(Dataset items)
____

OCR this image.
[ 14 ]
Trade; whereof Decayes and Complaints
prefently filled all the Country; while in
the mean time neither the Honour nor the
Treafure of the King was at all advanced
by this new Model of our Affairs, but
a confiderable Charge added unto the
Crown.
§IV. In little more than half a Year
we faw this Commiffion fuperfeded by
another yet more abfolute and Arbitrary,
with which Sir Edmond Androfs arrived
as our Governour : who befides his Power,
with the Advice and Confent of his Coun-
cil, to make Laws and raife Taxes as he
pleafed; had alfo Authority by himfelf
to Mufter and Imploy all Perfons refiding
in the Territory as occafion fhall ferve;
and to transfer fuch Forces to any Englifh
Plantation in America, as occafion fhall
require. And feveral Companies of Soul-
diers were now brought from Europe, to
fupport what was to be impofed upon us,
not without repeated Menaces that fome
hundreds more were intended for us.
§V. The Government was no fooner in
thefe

____

» **STATED TASK**:
Take the records above and return them exactly as written.

» **ANSWER TO THIS EXERCISE**:
OCR this image.
[ 14 ]
Trade; whereof Decayes and Complaints
prefently filled all the Country; while in
the mean time neither the Honour nor the
Treafure of the King was at all advanced
by this new Model of our Affairs, but
a confiderable Charge added unto the
Crown.
§IV. In little more than half a Year
we faw this Commiffion fuperfeded by
another yet more abfolute and Arbitrary,
with which Sir Edmond Androfs arrived
as our Governour : who befides his Power,
with the Advice and Confent of his Coun-
cil, to make Laws and raife Taxes as he
pleafed; had alfo Authority by himfelf
to Mufter and Imploy all Perfons refiding
in the Territory as occafion fhall ferve;
and to transfer fuch Forces to any Englifh
Plantation in America, as occafion fhall
require. And feveral Companies of Soul-
diers were now brought from Europe, to
fupport what was to be impofed upon us,
not without repeated Menaces that fome
hundreds more were intended for us.
§V. The Government was no fooner in
thefe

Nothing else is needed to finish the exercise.